-- start of Record list --
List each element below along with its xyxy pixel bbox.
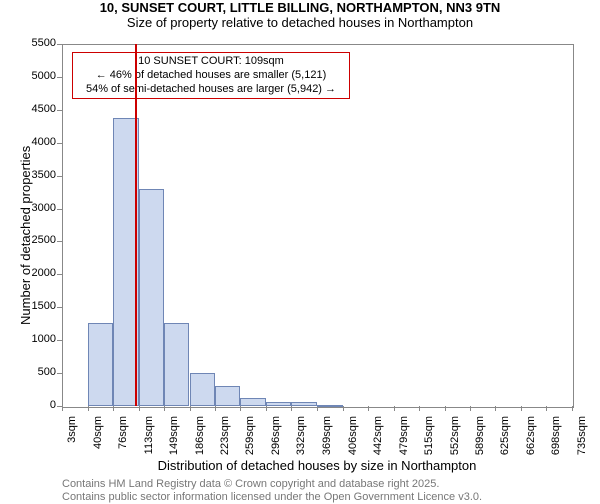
x-tick-label: 113sqm	[143, 416, 155, 466]
x-tick-label: 223sqm	[219, 416, 231, 466]
histogram-bar	[215, 386, 240, 406]
annotation-line-3: 54% of semi-detached houses are larger (…	[77, 83, 345, 97]
x-tick-label: 552sqm	[449, 416, 461, 466]
x-tick-mark	[572, 406, 573, 411]
y-tick-label: 4500	[20, 103, 56, 115]
histogram-bar	[240, 398, 266, 406]
x-tick-label: 625sqm	[499, 416, 511, 466]
x-tick-mark	[419, 406, 420, 411]
y-tick-label: 3000	[20, 202, 56, 214]
y-tick-mark	[57, 143, 62, 144]
y-tick-mark	[57, 307, 62, 308]
x-tick-label: 479sqm	[398, 416, 410, 466]
footer-attribution: Contains HM Land Registry data © Crown c…	[62, 478, 482, 504]
histogram-bar	[139, 189, 164, 406]
x-tick-mark	[445, 406, 446, 411]
y-tick-label: 500	[20, 366, 56, 378]
histogram-bar	[291, 402, 317, 406]
y-tick-mark	[57, 77, 62, 78]
histogram-bar	[164, 323, 190, 406]
x-tick-mark	[164, 406, 165, 411]
x-tick-mark	[190, 406, 191, 411]
x-tick-mark	[88, 406, 89, 411]
histogram-bar	[88, 323, 113, 406]
x-tick-label: 515sqm	[423, 416, 435, 466]
x-tick-mark	[62, 406, 63, 411]
footer-line-2: Contains public sector information licen…	[62, 491, 482, 504]
x-tick-mark	[343, 406, 344, 411]
x-tick-label: 698sqm	[550, 416, 562, 466]
y-tick-label: 3500	[20, 169, 56, 181]
x-tick-label: 149sqm	[168, 416, 180, 466]
x-tick-label: 259sqm	[244, 416, 256, 466]
y-tick-mark	[57, 340, 62, 341]
x-tick-label: 296sqm	[270, 416, 282, 466]
y-tick-label: 2500	[20, 234, 56, 246]
x-tick-mark	[470, 406, 471, 411]
x-tick-mark	[291, 406, 292, 411]
y-tick-mark	[57, 241, 62, 242]
y-tick-label: 0	[20, 399, 56, 411]
x-tick-mark	[317, 406, 318, 411]
chart-container: 10, SUNSET COURT, LITTLE BILLING, NORTHA…	[0, 0, 600, 500]
y-tick-label: 1000	[20, 333, 56, 345]
x-axis-label: Distribution of detached houses by size …	[62, 458, 572, 473]
x-tick-mark	[546, 406, 547, 411]
x-tick-label: 332sqm	[295, 416, 307, 466]
y-tick-label: 4000	[20, 136, 56, 148]
x-tick-label: 76sqm	[117, 416, 129, 466]
y-tick-mark	[57, 110, 62, 111]
y-tick-mark	[57, 176, 62, 177]
y-tick-label: 2000	[20, 267, 56, 279]
x-tick-mark	[266, 406, 267, 411]
x-tick-label: 3sqm	[66, 416, 78, 466]
y-tick-mark	[57, 44, 62, 45]
x-tick-mark	[521, 406, 522, 411]
x-tick-label: 186sqm	[194, 416, 206, 466]
marker-line	[135, 44, 137, 406]
y-tick-mark	[57, 274, 62, 275]
x-tick-label: 442sqm	[372, 416, 384, 466]
histogram-bar	[317, 405, 343, 407]
x-tick-label: 662sqm	[525, 416, 537, 466]
x-tick-mark	[495, 406, 496, 411]
x-tick-mark	[215, 406, 216, 411]
x-tick-label: 589sqm	[474, 416, 486, 466]
y-tick-label: 5000	[20, 70, 56, 82]
footer-line-1: Contains HM Land Registry data © Crown c…	[62, 478, 482, 491]
y-tick-label: 1500	[20, 300, 56, 312]
x-tick-label: 369sqm	[321, 416, 333, 466]
chart-title-line2: Size of property relative to detached ho…	[0, 15, 600, 30]
x-tick-label: 406sqm	[347, 416, 359, 466]
y-tick-mark	[57, 209, 62, 210]
histogram-bar	[190, 373, 216, 406]
annotation-line-2: ← 46% of detached houses are smaller (5,…	[77, 69, 345, 83]
x-tick-mark	[240, 406, 241, 411]
x-tick-label: 40sqm	[92, 416, 104, 466]
chart-title-line1: 10, SUNSET COURT, LITTLE BILLING, NORTHA…	[0, 0, 600, 15]
annotation-line-1: 10 SUNSET COURT: 109sqm	[77, 55, 345, 69]
x-tick-label: 735sqm	[576, 416, 588, 466]
x-tick-mark	[139, 406, 140, 411]
y-tick-mark	[57, 373, 62, 374]
x-tick-mark	[394, 406, 395, 411]
x-tick-mark	[113, 406, 114, 411]
annotation-box: 10 SUNSET COURT: 109sqm ← 46% of detache…	[72, 52, 350, 99]
histogram-bar	[266, 402, 291, 406]
y-tick-label: 5500	[20, 37, 56, 49]
x-tick-mark	[368, 406, 369, 411]
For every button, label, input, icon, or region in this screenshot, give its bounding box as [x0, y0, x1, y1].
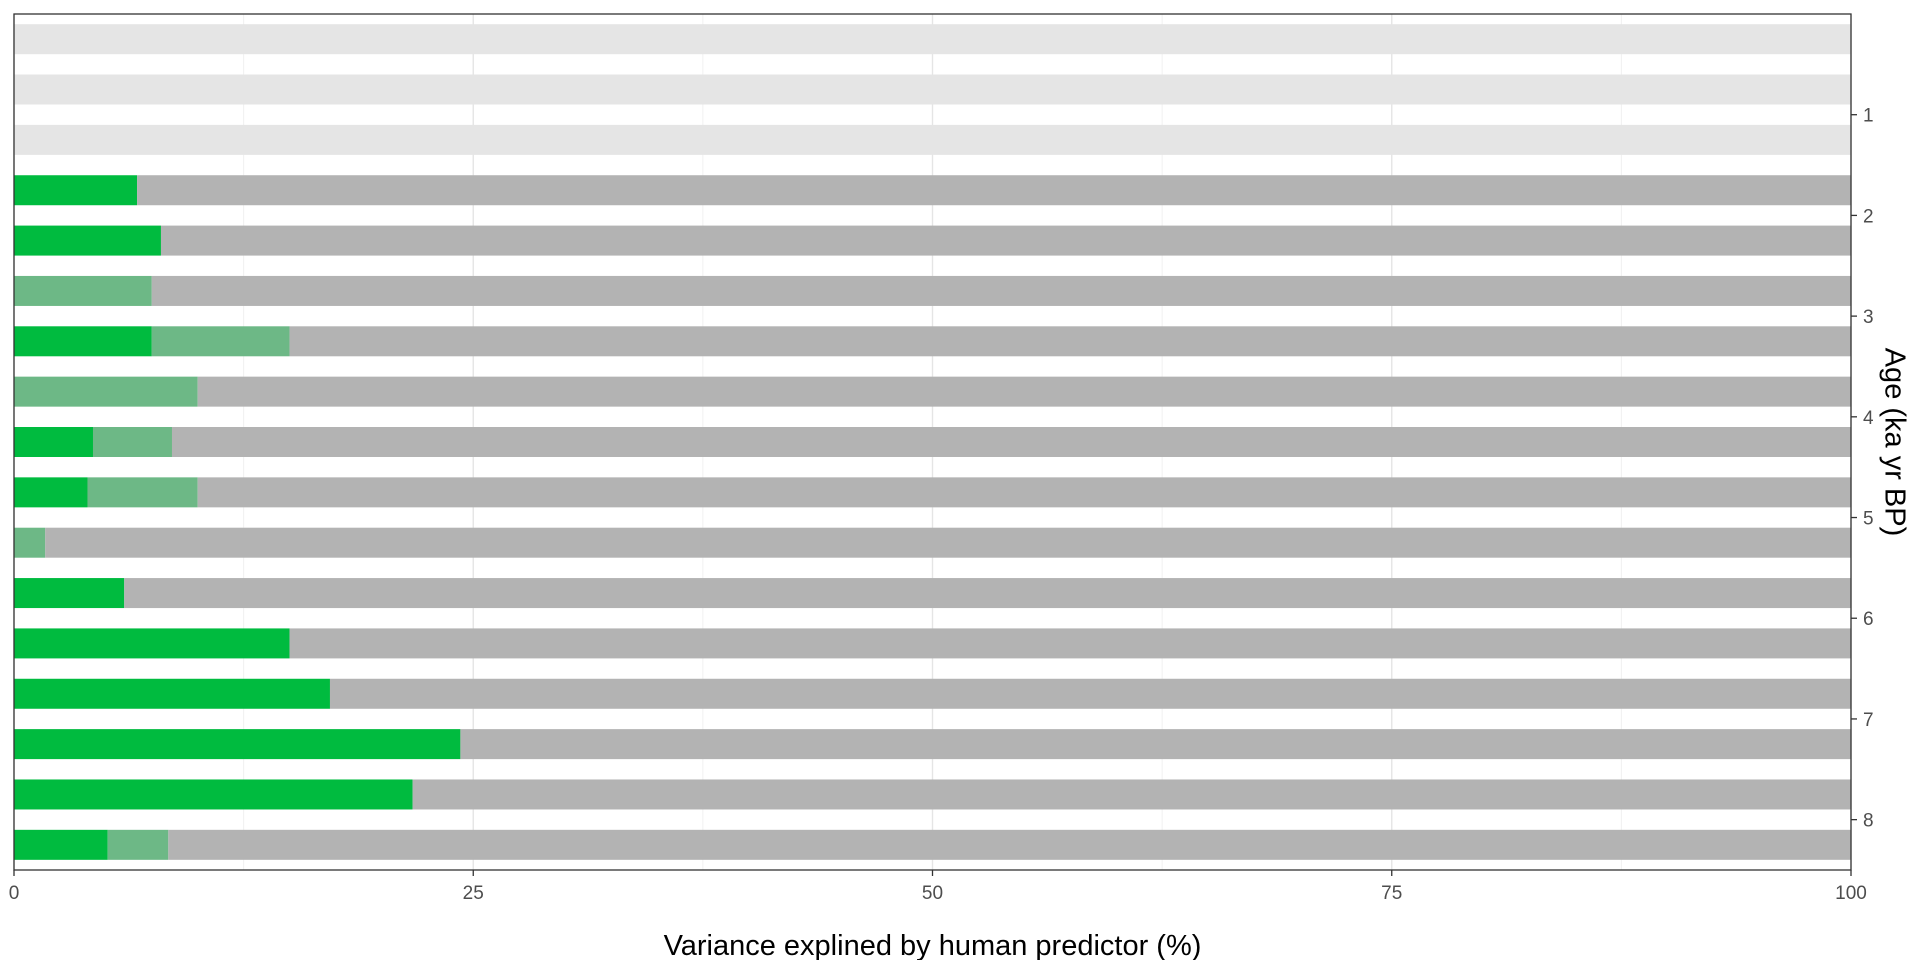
-- end of Record list --
## Exercise brief
Rewrite all the records with every occurrence of "histogram-bar" replaced by "bar" and nothing else altered. Leave the pictures out of your answer.

## Right answer
List each element below along with its xyxy pixel bbox.
x-tick-label: 113sqm	[143, 416, 155, 466]
x-tick-label: 223sqm	[219, 416, 231, 466]
bar	[215, 386, 240, 406]
annotation-line-3: 54% of semi-detached houses are larger (…	[77, 83, 345, 97]
x-tick-label: 552sqm	[449, 416, 461, 466]
x-tick-mark	[572, 406, 573, 411]
y-tick-label: 4500	[20, 103, 56, 115]
bar	[240, 398, 266, 406]
x-tick-label: 625sqm	[499, 416, 511, 466]
x-tick-mark	[419, 406, 420, 411]
y-tick-label: 3000	[20, 202, 56, 214]
y-tick-mark	[57, 143, 62, 144]
y-tick-mark	[57, 307, 62, 308]
x-tick-label: 479sqm	[398, 416, 410, 466]
footer-attribution: Contains HM Land Registry data © Crown c…	[62, 478, 482, 504]
bar	[139, 189, 164, 406]
x-tick-mark	[445, 406, 446, 411]
y-tick-label: 500	[20, 366, 56, 378]
bar	[291, 402, 317, 406]
y-tick-mark	[57, 77, 62, 78]
bar	[164, 323, 190, 406]
x-tick-mark	[164, 406, 165, 411]
x-tick-mark	[190, 406, 191, 411]
x-tick-mark	[88, 406, 89, 411]
bar	[88, 323, 113, 406]
x-tick-label: 515sqm	[423, 416, 435, 466]
x-tick-mark	[62, 406, 63, 411]
footer-line-2: Contains public sector information licen…	[62, 491, 482, 504]
x-tick-mark	[343, 406, 344, 411]
x-tick-label: 698sqm	[550, 416, 562, 466]
y-tick-label: 3500	[20, 169, 56, 181]
x-tick-label: 149sqm	[168, 416, 180, 466]
x-tick-label: 259sqm	[244, 416, 256, 466]
y-tick-mark	[57, 340, 62, 341]
x-tick-label: 296sqm	[270, 416, 282, 466]
y-tick-label: 2500	[20, 234, 56, 246]
x-tick-mark	[470, 406, 471, 411]
x-tick-mark	[291, 406, 292, 411]
y-tick-mark	[57, 241, 62, 242]
y-tick-label: 0	[20, 399, 56, 411]
x-tick-mark	[317, 406, 318, 411]
chart-container: 10, SUNSET COURT, LITTLE BILLING, NORTHA…	[0, 0, 600, 500]
y-tick-label: 1000	[20, 333, 56, 345]
x-axis-label: Distribution of detached houses by size …	[62, 458, 572, 473]
x-tick-mark	[546, 406, 547, 411]
x-tick-label: 332sqm	[295, 416, 307, 466]
y-tick-label: 4000	[20, 136, 56, 148]
x-tick-label: 76sqm	[117, 416, 129, 466]
y-tick-mark	[57, 110, 62, 111]
y-tick-mark	[57, 176, 62, 177]
y-tick-label: 2000	[20, 267, 56, 279]
x-tick-mark	[266, 406, 267, 411]
x-tick-label: 3sqm	[66, 416, 78, 466]
y-tick-mark	[57, 44, 62, 45]
x-tick-mark	[521, 406, 522, 411]
x-tick-label: 186sqm	[194, 416, 206, 466]
marker-line	[135, 44, 137, 406]
y-tick-mark	[57, 274, 62, 275]
x-tick-label: 442sqm	[372, 416, 384, 466]
bar	[317, 405, 343, 407]
x-tick-label: 662sqm	[525, 416, 537, 466]
x-tick-mark	[495, 406, 496, 411]
x-tick-mark	[215, 406, 216, 411]
x-tick-label: 589sqm	[474, 416, 486, 466]
y-tick-label: 5000	[20, 70, 56, 82]
footer-line-1: Contains HM Land Registry data © Crown c…	[62, 478, 482, 491]
y-tick-label: 1500	[20, 300, 56, 312]
x-tick-label: 369sqm	[321, 416, 333, 466]
chart-title-line2: Size of property relative to detached ho…	[0, 15, 600, 30]
x-tick-label: 406sqm	[347, 416, 359, 466]
y-tick-mark	[57, 209, 62, 210]
bar	[190, 373, 216, 406]
annotation-line-2: ← 46% of detached houses are smaller (5,…	[77, 69, 345, 83]
x-tick-mark	[240, 406, 241, 411]
x-tick-label: 40sqm	[92, 416, 104, 466]
chart-title-line1: 10, SUNSET COURT, LITTLE BILLING, NORTHA…	[0, 0, 600, 15]
annotation-line-1: 10 SUNSET COURT: 109sqm	[77, 55, 345, 69]
x-tick-label: 735sqm	[576, 416, 588, 466]
x-tick-mark	[139, 406, 140, 411]
y-tick-mark	[57, 373, 62, 374]
x-tick-mark	[394, 406, 395, 411]
x-tick-mark	[113, 406, 114, 411]
annotation-box: 10 SUNSET COURT: 109sqm ← 46% of detache…	[72, 52, 350, 99]
bar	[266, 402, 291, 406]
y-tick-label: 5500	[20, 37, 56, 49]
x-tick-mark	[368, 406, 369, 411]
For every button, label, input, icon, or region in this screenshot, give its bounding box as [x0, y0, x1, y1].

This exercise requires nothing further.